### Task material ###
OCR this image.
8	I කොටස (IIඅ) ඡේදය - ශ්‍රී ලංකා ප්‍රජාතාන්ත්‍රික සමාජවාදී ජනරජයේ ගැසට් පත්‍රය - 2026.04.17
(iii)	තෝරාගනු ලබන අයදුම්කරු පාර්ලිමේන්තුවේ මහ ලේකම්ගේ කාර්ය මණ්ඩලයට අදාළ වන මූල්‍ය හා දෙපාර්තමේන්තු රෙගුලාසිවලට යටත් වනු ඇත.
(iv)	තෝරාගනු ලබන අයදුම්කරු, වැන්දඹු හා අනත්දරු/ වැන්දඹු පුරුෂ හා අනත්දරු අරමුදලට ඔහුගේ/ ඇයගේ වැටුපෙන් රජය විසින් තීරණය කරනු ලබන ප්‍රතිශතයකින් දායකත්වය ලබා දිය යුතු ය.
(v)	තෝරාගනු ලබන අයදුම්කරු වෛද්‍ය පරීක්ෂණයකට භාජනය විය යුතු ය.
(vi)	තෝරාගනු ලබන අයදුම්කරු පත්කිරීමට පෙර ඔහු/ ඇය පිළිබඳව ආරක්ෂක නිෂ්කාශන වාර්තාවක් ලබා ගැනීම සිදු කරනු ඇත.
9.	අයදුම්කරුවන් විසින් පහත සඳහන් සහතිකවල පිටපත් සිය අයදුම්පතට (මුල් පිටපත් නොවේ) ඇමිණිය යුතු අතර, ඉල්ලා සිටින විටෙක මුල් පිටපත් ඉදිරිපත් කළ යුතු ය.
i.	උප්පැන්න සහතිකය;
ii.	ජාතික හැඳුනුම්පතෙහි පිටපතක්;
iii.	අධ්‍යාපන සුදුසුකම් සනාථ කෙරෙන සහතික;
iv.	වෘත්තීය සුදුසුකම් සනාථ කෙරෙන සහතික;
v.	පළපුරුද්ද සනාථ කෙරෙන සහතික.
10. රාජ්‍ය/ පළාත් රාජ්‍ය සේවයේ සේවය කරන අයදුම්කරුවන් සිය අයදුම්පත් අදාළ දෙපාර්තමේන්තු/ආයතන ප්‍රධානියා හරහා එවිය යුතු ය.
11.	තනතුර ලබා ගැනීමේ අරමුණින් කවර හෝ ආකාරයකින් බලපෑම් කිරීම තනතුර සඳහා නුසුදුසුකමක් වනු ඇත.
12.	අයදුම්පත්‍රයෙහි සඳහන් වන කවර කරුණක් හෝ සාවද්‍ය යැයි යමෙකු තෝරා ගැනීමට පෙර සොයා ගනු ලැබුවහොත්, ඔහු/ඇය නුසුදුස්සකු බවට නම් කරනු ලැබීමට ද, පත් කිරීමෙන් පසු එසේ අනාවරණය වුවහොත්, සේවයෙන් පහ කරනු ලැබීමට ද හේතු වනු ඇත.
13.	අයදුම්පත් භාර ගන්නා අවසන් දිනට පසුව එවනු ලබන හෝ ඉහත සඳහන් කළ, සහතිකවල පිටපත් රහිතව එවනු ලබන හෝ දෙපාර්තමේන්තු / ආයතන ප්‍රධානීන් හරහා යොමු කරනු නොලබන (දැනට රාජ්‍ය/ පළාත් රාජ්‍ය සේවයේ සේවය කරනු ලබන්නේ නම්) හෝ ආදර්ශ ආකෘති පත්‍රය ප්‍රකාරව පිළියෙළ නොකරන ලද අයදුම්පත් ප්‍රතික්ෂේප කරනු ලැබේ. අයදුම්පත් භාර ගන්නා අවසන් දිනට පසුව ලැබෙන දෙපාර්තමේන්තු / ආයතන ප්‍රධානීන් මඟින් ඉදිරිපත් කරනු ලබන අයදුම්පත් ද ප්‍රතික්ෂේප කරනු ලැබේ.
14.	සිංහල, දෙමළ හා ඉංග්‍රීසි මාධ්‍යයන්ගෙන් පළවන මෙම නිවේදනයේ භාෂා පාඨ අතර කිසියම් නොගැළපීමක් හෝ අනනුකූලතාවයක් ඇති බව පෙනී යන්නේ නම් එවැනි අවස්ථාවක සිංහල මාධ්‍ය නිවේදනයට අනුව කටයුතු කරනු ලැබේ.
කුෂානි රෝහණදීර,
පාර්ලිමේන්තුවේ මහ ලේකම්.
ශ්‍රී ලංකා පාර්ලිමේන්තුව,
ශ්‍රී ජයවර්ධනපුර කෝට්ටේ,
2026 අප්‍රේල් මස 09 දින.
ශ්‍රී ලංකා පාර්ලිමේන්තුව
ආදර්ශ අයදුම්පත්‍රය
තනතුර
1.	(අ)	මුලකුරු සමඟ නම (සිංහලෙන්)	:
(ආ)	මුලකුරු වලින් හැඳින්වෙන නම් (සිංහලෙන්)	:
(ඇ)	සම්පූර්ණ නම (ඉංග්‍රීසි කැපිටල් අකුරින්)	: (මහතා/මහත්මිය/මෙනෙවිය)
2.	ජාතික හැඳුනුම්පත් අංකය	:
###
**Request**
Transcribe the material above word for word.

**Answer to the task**
OCR this image.
8	I කොටස (IIඅ) ඡේදය - ශ්‍රී ලංකා ප්‍රජාතාන්ත්‍රික සමාජවාදී ජනරජයේ ගැසට් පත්‍රය - 2026.04.17
(iii)	තෝරාගනු ලබන අයදුම්කරු පාර්ලිමේන්තුවේ මහ ලේකම්ගේ කාර්ය මණ්ඩලයට අදාළ වන මූල්‍ය හා දෙපාර්තමේන්තු රෙගුලාසිවලට යටත් වනු ඇත.
(iv)	තෝරාගනු ලබන අයදුම්කරු, වැන්දඹු හා අනත්දරු/ වැන්දඹු පුරුෂ හා අනත්දරු අරමුදලට ඔහුගේ/ ඇයගේ වැටුපෙන් රජය විසින් තීරණය කරනු ලබන ප්‍රතිශතයකින් දායකත්වය ලබා දිය යුතු ය.
(v)	තෝරාගනු ලබන අයදුම්කරු වෛද්‍ය පරීක්ෂණයකට භාජනය විය යුතු ය.
(vi)	තෝරාගනු ලබන අයදුම්කරු පත්කිරීමට පෙර ඔහු/ ඇය පිළිබඳව ආරක්ෂක නිෂ්කාශන වාර්තාවක් ලබා ගැනීම සිදු කරනු ඇත.
9.	අයදුම්කරුවන් විසින් පහත සඳහන් සහතිකවල පිටපත් සිය අයදුම්පතට (මුල් පිටපත් නොවේ) ඇමිණිය යුතු අතර, ඉල්ලා සිටින විටෙක මුල් පිටපත් ඉදිරිපත් කළ යුතු ය.
i.	උප්පැන්න සහතිකය;
ii.	ජාතික හැඳුනුම්පතෙහි පිටපතක්;
iii.	අධ්‍යාපන සුදුසුකම් සනාථ කෙරෙන සහතික;
iv.	වෘත්තීය සුදුසුකම් සනාථ කෙරෙන සහතික;
v.	පළපුරුද්ද සනාථ කෙරෙන සහතික.
10. රාජ්‍ය/ පළාත් රාජ්‍ය සේවයේ සේවය කරන අයදුම්කරුවන් සිය අයදුම්පත් අදාළ දෙපාර්තමේන්තු/ආයතන ප්‍රධානියා හරහා එවිය යුතු ය.
11.	තනතුර ලබා ගැනීමේ අරමුණින් කවර හෝ ආකාරයකින් බලපෑම් කිරීම තනතුර සඳහා නුසුදුසුකමක් වනු ඇත.
12.	අයදුම්පත්‍රයෙහි සඳහන් වන කවර කරුණක් හෝ සාවද්‍ය යැයි යමෙකු තෝරා ගැනීමට පෙර සොයා ගනු ලැබුවහොත්, ඔහු/ඇය නුසුදුස්සකු බවට නම් කරනු ලැබීමට ද, පත් කිරීමෙන් පසු එසේ අනාවරණය වුවහොත්, සේවයෙන් පහ කරනු ලැබීමට ද හේතු වනු ඇත.
13.	අයදුම්පත් භාර ගන්නා අවසන් දිනට පසුව එවනු ලබන හෝ ඉහත සඳහන් කළ, සහතිකවල පිටපත් රහිතව එවනු ලබන හෝ දෙපාර්තමේන්තු / ආයතන ප්‍රධානීන් හරහා යොමු කරනු නොලබන (දැනට රාජ්‍ය/ පළාත් රාජ්‍ය සේවයේ සේවය කරනු ලබන්නේ නම්) හෝ ආදර්ශ ආකෘති පත්‍රය ප්‍රකාරව පිළියෙළ නොකරන ලද අයදුම්පත් ප්‍රතික්ෂේප කරනු ලැබේ. අයදුම්පත් භාර ගන්නා අවසන් දිනට පසුව ලැබෙන දෙපාර්තමේන්තු / ආයතන ප්‍රධානීන් මඟින් ඉදිරිපත් කරනු ලබන අයදුම්පත් ද ප්‍රතික්ෂේප කරනු ලැබේ.
14.	සිංහල, දෙමළ හා ඉංග්‍රීසි මාධ්‍යයන්ගෙන් පළවන මෙම නිවේදනයේ භාෂා පාඨ අතර කිසියම් නොගැළපීමක් හෝ අනනුකූලතාවයක් ඇති බව පෙනී යන්නේ නම් එවැනි අවස්ථාවක සිංහල මාධ්‍ය නිවේදනයට අනුව කටයුතු කරනු ලැබේ.
කුෂානි රෝහණදීර,
පාර්ලිමේන්තුවේ මහ ලේකම්.
ශ්‍රී ලංකා පාර්ලිමේන්තුව,
ශ්‍රී ජයවර්ධනපුර කෝට්ටේ,
2026 අප්‍රේල් මස 09 දින.
ශ්‍රී ලංකා පාර්ලිමේන්තුව
ආදර්ශ අයදුම්පත්‍රය
තනතුර
1.	(අ)	මුලකුරු සමඟ නම (සිංහලෙන්)	:
(ආ)	මුලකුරු වලින් හැඳින්වෙන නම් (සිංහලෙන්)	:
(ඇ)	සම්පූර්ණ නම (ඉංග්‍රීසි කැපිටල් අකුරින්)	: (මහතා/මහත්මිය/මෙනෙවිය)
2.	ජාතික හැඳුනුම්පත් අංකය	:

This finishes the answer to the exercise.